→ **Exercise details**
Output each line of the records below as a JSON list of strings, one string per line, with blank lines omitted.

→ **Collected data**
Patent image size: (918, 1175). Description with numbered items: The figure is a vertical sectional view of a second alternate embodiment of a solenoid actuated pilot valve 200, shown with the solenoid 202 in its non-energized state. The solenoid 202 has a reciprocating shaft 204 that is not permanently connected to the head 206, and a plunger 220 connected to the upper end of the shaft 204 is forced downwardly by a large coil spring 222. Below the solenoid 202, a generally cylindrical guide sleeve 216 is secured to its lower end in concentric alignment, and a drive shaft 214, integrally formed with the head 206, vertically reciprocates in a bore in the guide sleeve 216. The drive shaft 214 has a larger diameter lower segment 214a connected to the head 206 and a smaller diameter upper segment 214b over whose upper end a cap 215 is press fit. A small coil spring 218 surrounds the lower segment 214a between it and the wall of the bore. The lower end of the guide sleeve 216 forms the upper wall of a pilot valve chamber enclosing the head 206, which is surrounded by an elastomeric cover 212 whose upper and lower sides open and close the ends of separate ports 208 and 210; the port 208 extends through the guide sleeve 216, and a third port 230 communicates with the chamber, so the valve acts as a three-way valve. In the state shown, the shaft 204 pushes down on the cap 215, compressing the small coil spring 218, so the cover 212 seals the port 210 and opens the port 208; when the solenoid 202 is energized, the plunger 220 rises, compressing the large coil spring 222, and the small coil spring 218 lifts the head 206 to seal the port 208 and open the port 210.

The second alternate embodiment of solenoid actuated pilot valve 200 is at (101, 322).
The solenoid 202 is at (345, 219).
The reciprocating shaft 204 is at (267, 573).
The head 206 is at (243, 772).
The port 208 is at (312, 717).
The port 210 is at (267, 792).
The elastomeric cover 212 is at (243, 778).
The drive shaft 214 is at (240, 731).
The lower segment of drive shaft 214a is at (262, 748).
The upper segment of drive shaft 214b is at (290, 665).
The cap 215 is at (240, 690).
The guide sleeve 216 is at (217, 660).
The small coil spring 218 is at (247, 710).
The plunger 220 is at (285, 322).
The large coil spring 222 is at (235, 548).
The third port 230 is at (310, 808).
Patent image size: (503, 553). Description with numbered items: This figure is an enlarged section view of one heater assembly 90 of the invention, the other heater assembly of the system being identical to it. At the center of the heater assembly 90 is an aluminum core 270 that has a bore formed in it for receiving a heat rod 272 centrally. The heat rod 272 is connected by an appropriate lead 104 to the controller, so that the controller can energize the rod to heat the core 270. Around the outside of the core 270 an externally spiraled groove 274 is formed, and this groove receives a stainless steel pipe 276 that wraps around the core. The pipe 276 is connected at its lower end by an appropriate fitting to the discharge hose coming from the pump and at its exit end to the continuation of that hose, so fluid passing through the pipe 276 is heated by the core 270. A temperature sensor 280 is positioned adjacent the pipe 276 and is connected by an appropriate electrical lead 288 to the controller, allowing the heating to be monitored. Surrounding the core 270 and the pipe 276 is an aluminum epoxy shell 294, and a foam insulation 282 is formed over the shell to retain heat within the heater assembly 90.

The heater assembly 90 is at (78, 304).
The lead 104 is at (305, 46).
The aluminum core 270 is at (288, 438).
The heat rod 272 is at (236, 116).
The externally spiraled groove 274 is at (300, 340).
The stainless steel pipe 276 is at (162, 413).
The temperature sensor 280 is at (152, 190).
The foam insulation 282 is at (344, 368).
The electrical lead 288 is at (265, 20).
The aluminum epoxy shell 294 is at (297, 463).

→ **Written solution**
[
  "Patent image size: (918, 1175). Description with numbered items: The figure is a vertical sectional view of a second alternate embodiment of a solenoid actuated pilot valve 200, shown with the solenoid 202 in its non-energized state. The solenoid 202 has a reciprocating shaft 204 that is not permanently connected to the head 206, and a plunger 220 connected to the upper end of the shaft 204 is forced downwardly by a large coil spring 222. Below the solenoid 202, a generally cylindrical guide sleeve 216 is secured to its lower end in concentric alignment, and a drive shaft 214, integrally formed with the head 206, vertically reciprocates in a bore in the guide sleeve 216. The drive shaft 214 has a larger diameter lower segment 214a connected to the head 206 and a smaller diameter upper segment 214b over whose upper end a cap 215 is press fit. A small coil spring 218 surrounds the lower segment 214a between it and the wall of the bore. The lower end of the guide sleeve 216 forms the upper wall of a pilot valve chamber enclosing the head 206, which is surrounded by an elastomeric cover 212 whose upper and lower sides open and close the ends of separate ports 208 and 210; the port 208 extends through the guide sleeve 216, and a third port 230 communicates with the chamber, so the valve acts as a three-way valve. In the state shown, the shaft 204 pushes down on the cap 215, compressing the small coil spring 218, so the cover 212 seals the port 210 and opens the port 208; when the solenoid 202 is energized, the plunger 220 rises, compressing the large coil spring 222, and the small coil spring 218 lifts the head 206 to seal the port 208 and open the port 210.",
  "The second alternate embodiment of solenoid actuated pilot valve 200 is at (101, 322).",
  "The solenoid 202 is at (345, 219).",
  "The reciprocating shaft 204 is at (267, 573).",
  "The head 206 is at (243, 772).",
  "The port 208 is at (312, 717).",
  "The port 210 is at (267, 792).",
  "The elastomeric cover 212 is at (243, 778).",
  "The drive shaft 214 is at (240, 731).",
  "The lower segment of drive shaft 214a is at (262, 748).",
  "The upper segment of drive shaft 214b is at (290, 665).",
  "The cap 215 is at (240, 690).",
  "The guide sleeve 216 is at (217, 660).",
  "The small coil spring 218 is at (247, 710).",
  "The plunger 220 is at (285, 322).",
  "The large coil spring 222 is at (235, 548).",
  "The third port 230 is at (310, 808).",
  "Patent image size: (503, 553). Description with numbered items: This figure is an enlarged section view of one heater assembly 90 of the invention, the other heater assembly of the system being identical to it. At the center of the heater assembly 90 is an aluminum core 270 that has a bore formed in it for receiving a heat rod 272 centrally. The heat rod 272 is connected by an appropriate lead 104 to the controller, so that the controller can energize the rod to heat the core 270. Around the outside of the core 270 an externally spiraled groove 274 is formed, and this groove receives a stainless steel pipe 276 that wraps around the core. The pipe 276 is connected at its lower end by an appropriate fitting to the discharge hose coming from the pump and at its exit end to the continuation of that hose, so fluid passing through the pipe 276 is heated by the core 270. A temperature sensor 280 is positioned adjacent the pipe 276 and is connected by an appropriate electrical lead 288 to the controller, allowing the heating to be monitored. Surrounding the core 270 and the pipe 276 is an aluminum epoxy shell 294, and a foam insulation 282 is formed over the shell to retain heat within the heater assembly 90.",
  "The heater assembly 90 is at (78, 304).",
  "The lead 104 is at (305, 46).",
  "The aluminum core 270 is at (288, 438).",
  "The heat rod 272 is at (236, 116).",
  "The externally spiraled groove 274 is at (300, 340).",
  "The stainless steel pipe 276 is at (162, 413).",
  "The temperature sensor 280 is at (152, 190).",
  "The foam insulation 282 is at (344, 368).",
  "The electrical lead 288 is at (265, 20).",
  "The aluminum epoxy shell 294 is at (297, 463)."
]